> _WHAT THE TASK ASKS_: Go through the listing and set it down exactly, leaving out its pictures.

##### DATASET #####

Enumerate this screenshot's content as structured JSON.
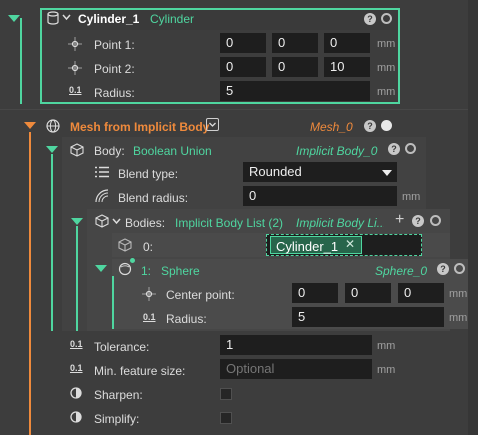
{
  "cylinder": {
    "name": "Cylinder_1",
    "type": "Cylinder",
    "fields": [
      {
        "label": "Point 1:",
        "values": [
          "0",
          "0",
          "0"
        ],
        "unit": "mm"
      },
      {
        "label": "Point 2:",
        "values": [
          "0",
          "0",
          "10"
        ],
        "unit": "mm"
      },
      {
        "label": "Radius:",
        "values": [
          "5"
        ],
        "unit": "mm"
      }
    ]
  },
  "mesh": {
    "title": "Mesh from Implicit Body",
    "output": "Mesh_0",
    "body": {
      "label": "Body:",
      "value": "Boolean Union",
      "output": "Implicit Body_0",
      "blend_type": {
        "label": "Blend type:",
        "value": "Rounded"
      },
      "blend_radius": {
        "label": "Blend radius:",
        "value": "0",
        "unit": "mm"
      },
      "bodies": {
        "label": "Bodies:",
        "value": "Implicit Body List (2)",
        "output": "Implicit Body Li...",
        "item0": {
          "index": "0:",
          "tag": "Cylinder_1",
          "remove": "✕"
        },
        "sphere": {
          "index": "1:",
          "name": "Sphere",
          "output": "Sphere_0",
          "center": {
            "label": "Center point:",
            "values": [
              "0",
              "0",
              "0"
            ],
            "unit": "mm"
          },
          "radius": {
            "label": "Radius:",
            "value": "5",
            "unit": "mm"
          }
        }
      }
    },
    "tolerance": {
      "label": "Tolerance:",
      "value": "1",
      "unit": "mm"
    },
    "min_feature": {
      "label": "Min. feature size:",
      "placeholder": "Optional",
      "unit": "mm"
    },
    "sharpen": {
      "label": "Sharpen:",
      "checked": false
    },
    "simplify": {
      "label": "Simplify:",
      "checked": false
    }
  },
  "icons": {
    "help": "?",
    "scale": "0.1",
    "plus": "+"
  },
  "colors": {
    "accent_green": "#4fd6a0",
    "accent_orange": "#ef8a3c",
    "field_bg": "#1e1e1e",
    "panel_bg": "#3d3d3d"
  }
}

#####

> _THE COMPLETED TASK_:
Enumerate this screenshot's content as structured JSON.
{
  "cylinder": {
    "name": "Cylinder_1",
    "type": "Cylinder",
    "fields": [
      {
        "label": "Point 1:",
        "values": [
          "0",
          "0",
          "0"
        ],
        "unit": "mm"
      },
      {
        "label": "Point 2:",
        "values": [
          "0",
          "0",
          "10"
        ],
        "unit": "mm"
      },
      {
        "label": "Radius:",
        "values": [
          "5"
        ],
        "unit": "mm"
      }
    ]
  },
  "mesh": {
    "title": "Mesh from Implicit Body",
    "output": "Mesh_0",
    "body": {
      "label": "Body:",
      "value": "Boolean Union",
      "output": "Implicit Body_0",
      "blend_type": {
        "label": "Blend type:",
        "value": "Rounded"
      },
      "blend_radius": {
        "label": "Blend radius:",
        "value": "0",
        "unit": "mm"
      },
      "bodies": {
        "label": "Bodies:",
        "value": "Implicit Body List (2)",
        "output": "Implicit Body Li...",
        "item0": {
          "index": "0:",
          "tag": "Cylinder_1",
          "remove": "✕"
        },
        "sphere": {
          "index": "1:",
          "name": "Sphere",
          "output": "Sphere_0",
          "center": {
            "label": "Center point:",
            "values": [
              "0",
              "0",
              "0"
            ],
            "unit": "mm"
          },
          "radius": {
            "label": "Radius:",
            "value": "5",
            "unit": "mm"
          }
        }
      }
    },
    "tolerance": {
      "label": "Tolerance:",
      "value": "1",
      "unit": "mm"
    },
    "min_feature": {
      "label": "Min. feature size:",
      "placeholder": "Optional",
      "unit": "mm"
    },
    "sharpen": {
      "label": "Sharpen:",
      "checked": false
    },
    "simplify": {
      "label": "Simplify:",
      "checked": false
    }
  },
  "icons": {
    "help": "?",
    "scale": "0.1",
    "plus": "+"
  },
  "colors": {
    "accent_green": "#4fd6a0",
    "accent_orange": "#ef8a3c",
    "field_bg": "#1e1e1e",
    "panel_bg": "#3d3d3d"
  }
}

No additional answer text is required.